WHAT YOU NEED TO DO
Write out the data below in full, unchanged, minus the images.

DATA PROVIDED
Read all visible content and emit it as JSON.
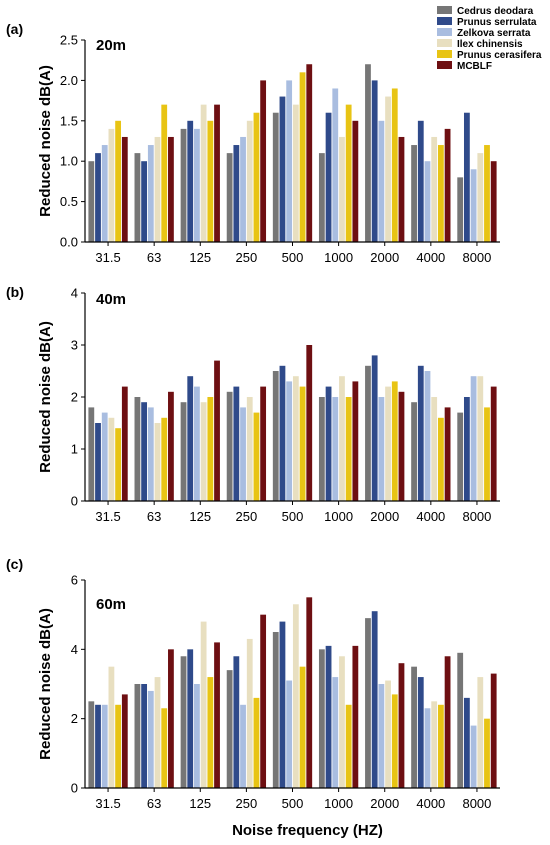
{
  "legend_position": "top-right",
  "chart_data": [
    {
      "type": "bar",
      "panel_label": "(a)",
      "title": "20m",
      "xlabel": "",
      "ylabel": "Reduced noise dB(A)",
      "ylim": [
        0,
        2.5
      ],
      "yticks": [
        "0.0",
        "0.5",
        "1.0",
        "1.5",
        "2.0",
        "2.5"
      ],
      "categories": [
        "31.5",
        "63",
        "125",
        "250",
        "500",
        "1000",
        "2000",
        "4000",
        "8000"
      ],
      "series": [
        {
          "name": "Cedrus deodara",
          "color": "#767676",
          "values": [
            1.0,
            1.1,
            1.4,
            1.1,
            1.6,
            1.1,
            2.2,
            1.2,
            0.8
          ]
        },
        {
          "name": "Prunus serrulata",
          "color": "#2f4a8a",
          "values": [
            1.1,
            1.0,
            1.5,
            1.2,
            1.8,
            1.6,
            2.0,
            1.5,
            1.6
          ]
        },
        {
          "name": "Zelkova serrata",
          "color": "#a9bde0",
          "values": [
            1.2,
            1.2,
            1.4,
            1.3,
            2.0,
            1.9,
            1.5,
            1.0,
            0.9
          ]
        },
        {
          "name": "Ilex chinensis",
          "color": "#e8dfc0",
          "values": [
            1.4,
            1.3,
            1.7,
            1.5,
            1.7,
            1.3,
            1.8,
            1.3,
            1.1
          ]
        },
        {
          "name": "Prunus cerasifera",
          "color": "#e8c414",
          "values": [
            1.5,
            1.7,
            1.5,
            1.6,
            2.1,
            1.7,
            1.9,
            1.2,
            1.2
          ]
        },
        {
          "name": "MCBLF",
          "color": "#6e0f12",
          "values": [
            1.3,
            1.3,
            1.7,
            2.0,
            2.2,
            1.5,
            1.3,
            1.4,
            1.0
          ]
        }
      ]
    },
    {
      "type": "bar",
      "panel_label": "(b)",
      "title": "40m",
      "xlabel": "",
      "ylabel": "Reduced noise dB(A)",
      "ylim": [
        0,
        4
      ],
      "yticks": [
        "0",
        "1",
        "2",
        "3",
        "4"
      ],
      "categories": [
        "31.5",
        "63",
        "125",
        "250",
        "500",
        "1000",
        "2000",
        "4000",
        "8000"
      ],
      "series": [
        {
          "name": "Cedrus deodara",
          "color": "#767676",
          "values": [
            1.8,
            2.0,
            1.9,
            2.1,
            2.5,
            2.0,
            2.6,
            1.9,
            1.7
          ]
        },
        {
          "name": "Prunus serrulata",
          "color": "#2f4a8a",
          "values": [
            1.5,
            1.9,
            2.4,
            2.2,
            2.6,
            2.2,
            2.8,
            2.6,
            2.0
          ]
        },
        {
          "name": "Zelkova serrata",
          "color": "#a9bde0",
          "values": [
            1.7,
            1.8,
            2.2,
            1.8,
            2.3,
            2.0,
            2.0,
            2.5,
            2.4
          ]
        },
        {
          "name": "Ilex chinensis",
          "color": "#e8dfc0",
          "values": [
            1.6,
            1.5,
            1.9,
            2.0,
            2.4,
            2.4,
            2.2,
            2.0,
            2.4
          ]
        },
        {
          "name": "Prunus cerasifera",
          "color": "#e8c414",
          "values": [
            1.4,
            1.6,
            2.0,
            1.7,
            2.2,
            2.0,
            2.3,
            1.6,
            1.8
          ]
        },
        {
          "name": "MCBLF",
          "color": "#6e0f12",
          "values": [
            2.2,
            2.1,
            2.7,
            2.2,
            3.0,
            2.3,
            2.1,
            1.8,
            2.2
          ]
        }
      ]
    },
    {
      "type": "bar",
      "panel_label": "(c)",
      "title": "60m",
      "xlabel": "Noise frequency (HZ)",
      "ylabel": "Reduced noise dB(A)",
      "ylim": [
        0,
        6
      ],
      "yticks": [
        "0",
        "2",
        "4",
        "6"
      ],
      "categories": [
        "31.5",
        "63",
        "125",
        "250",
        "500",
        "1000",
        "2000",
        "4000",
        "8000"
      ],
      "series": [
        {
          "name": "Cedrus deodara",
          "color": "#767676",
          "values": [
            2.5,
            3.0,
            3.8,
            3.4,
            4.5,
            4.0,
            4.9,
            3.5,
            3.9
          ]
        },
        {
          "name": "Prunus serrulata",
          "color": "#2f4a8a",
          "values": [
            2.4,
            3.0,
            4.0,
            3.8,
            4.8,
            4.1,
            5.1,
            3.2,
            2.6
          ]
        },
        {
          "name": "Zelkova serrata",
          "color": "#a9bde0",
          "values": [
            2.4,
            2.8,
            3.0,
            2.4,
            3.1,
            3.2,
            3.0,
            2.3,
            1.8
          ]
        },
        {
          "name": "Ilex chinensis",
          "color": "#e8dfc0",
          "values": [
            3.5,
            3.2,
            4.8,
            4.3,
            5.3,
            3.8,
            3.1,
            2.5,
            3.2
          ]
        },
        {
          "name": "Prunus cerasifera",
          "color": "#e8c414",
          "values": [
            2.4,
            2.3,
            3.2,
            2.6,
            3.5,
            2.4,
            2.7,
            2.4,
            2.0
          ]
        },
        {
          "name": "MCBLF",
          "color": "#6e0f12",
          "values": [
            2.7,
            4.0,
            4.2,
            5.0,
            5.5,
            4.1,
            3.6,
            3.8,
            3.3
          ]
        }
      ]
    }
  ]
}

SOLUTION BELOW
Read all visible content and emit it as JSON.
{
  "legend_position": "top-right",
  "chart_data": [
    {
      "type": "bar",
      "panel_label": "(a)",
      "title": "20m",
      "xlabel": "",
      "ylabel": "Reduced noise dB(A)",
      "ylim": [
        0,
        2.5
      ],
      "yticks": [
        "0.0",
        "0.5",
        "1.0",
        "1.5",
        "2.0",
        "2.5"
      ],
      "categories": [
        "31.5",
        "63",
        "125",
        "250",
        "500",
        "1000",
        "2000",
        "4000",
        "8000"
      ],
      "series": [
        {
          "name": "Cedrus deodara",
          "color": "#767676",
          "values": [
            1.0,
            1.1,
            1.4,
            1.1,
            1.6,
            1.1,
            2.2,
            1.2,
            0.8
          ]
        },
        {
          "name": "Prunus serrulata",
          "color": "#2f4a8a",
          "values": [
            1.1,
            1.0,
            1.5,
            1.2,
            1.8,
            1.6,
            2.0,
            1.5,
            1.6
          ]
        },
        {
          "name": "Zelkova serrata",
          "color": "#a9bde0",
          "values": [
            1.2,
            1.2,
            1.4,
            1.3,
            2.0,
            1.9,
            1.5,
            1.0,
            0.9
          ]
        },
        {
          "name": "Ilex chinensis",
          "color": "#e8dfc0",
          "values": [
            1.4,
            1.3,
            1.7,
            1.5,
            1.7,
            1.3,
            1.8,
            1.3,
            1.1
          ]
        },
        {
          "name": "Prunus cerasifera",
          "color": "#e8c414",
          "values": [
            1.5,
            1.7,
            1.5,
            1.6,
            2.1,
            1.7,
            1.9,
            1.2,
            1.2
          ]
        },
        {
          "name": "MCBLF",
          "color": "#6e0f12",
          "values": [
            1.3,
            1.3,
            1.7,
            2.0,
            2.2,
            1.5,
            1.3,
            1.4,
            1.0
          ]
        }
      ]
    },
    {
      "type": "bar",
      "panel_label": "(b)",
      "title": "40m",
      "xlabel": "",
      "ylabel": "Reduced noise dB(A)",
      "ylim": [
        0,
        4
      ],
      "yticks": [
        "0",
        "1",
        "2",
        "3",
        "4"
      ],
      "categories": [
        "31.5",
        "63",
        "125",
        "250",
        "500",
        "1000",
        "2000",
        "4000",
        "8000"
      ],
      "series": [
        {
          "name": "Cedrus deodara",
          "color": "#767676",
          "values": [
            1.8,
            2.0,
            1.9,
            2.1,
            2.5,
            2.0,
            2.6,
            1.9,
            1.7
          ]
        },
        {
          "name": "Prunus serrulata",
          "color": "#2f4a8a",
          "values": [
            1.5,
            1.9,
            2.4,
            2.2,
            2.6,
            2.2,
            2.8,
            2.6,
            2.0
          ]
        },
        {
          "name": "Zelkova serrata",
          "color": "#a9bde0",
          "values": [
            1.7,
            1.8,
            2.2,
            1.8,
            2.3,
            2.0,
            2.0,
            2.5,
            2.4
          ]
        },
        {
          "name": "Ilex chinensis",
          "color": "#e8dfc0",
          "values": [
            1.6,
            1.5,
            1.9,
            2.0,
            2.4,
            2.4,
            2.2,
            2.0,
            2.4
          ]
        },
        {
          "name": "Prunus cerasifera",
          "color": "#e8c414",
          "values": [
            1.4,
            1.6,
            2.0,
            1.7,
            2.2,
            2.0,
            2.3,
            1.6,
            1.8
          ]
        },
        {
          "name": "MCBLF",
          "color": "#6e0f12",
          "values": [
            2.2,
            2.1,
            2.7,
            2.2,
            3.0,
            2.3,
            2.1,
            1.8,
            2.2
          ]
        }
      ]
    },
    {
      "type": "bar",
      "panel_label": "(c)",
      "title": "60m",
      "xlabel": "Noise frequency (HZ)",
      "ylabel": "Reduced noise dB(A)",
      "ylim": [
        0,
        6
      ],
      "yticks": [
        "0",
        "2",
        "4",
        "6"
      ],
      "categories": [
        "31.5",
        "63",
        "125",
        "250",
        "500",
        "1000",
        "2000",
        "4000",
        "8000"
      ],
      "series": [
        {
          "name": "Cedrus deodara",
          "color": "#767676",
          "values": [
            2.5,
            3.0,
            3.8,
            3.4,
            4.5,
            4.0,
            4.9,
            3.5,
            3.9
          ]
        },
        {
          "name": "Prunus serrulata",
          "color": "#2f4a8a",
          "values": [
            2.4,
            3.0,
            4.0,
            3.8,
            4.8,
            4.1,
            5.1,
            3.2,
            2.6
          ]
        },
        {
          "name": "Zelkova serrata",
          "color": "#a9bde0",
          "values": [
            2.4,
            2.8,
            3.0,
            2.4,
            3.1,
            3.2,
            3.0,
            2.3,
            1.8
          ]
        },
        {
          "name": "Ilex chinensis",
          "color": "#e8dfc0",
          "values": [
            3.5,
            3.2,
            4.8,
            4.3,
            5.3,
            3.8,
            3.1,
            2.5,
            3.2
          ]
        },
        {
          "name": "Prunus cerasifera",
          "color": "#e8c414",
          "values": [
            2.4,
            2.3,
            3.2,
            2.6,
            3.5,
            2.4,
            2.7,
            2.4,
            2.0
          ]
        },
        {
          "name": "MCBLF",
          "color": "#6e0f12",
          "values": [
            2.7,
            4.0,
            4.2,
            5.0,
            5.5,
            4.1,
            3.6,
            3.8,
            3.3
          ]
        }
      ]
    }
  ]
}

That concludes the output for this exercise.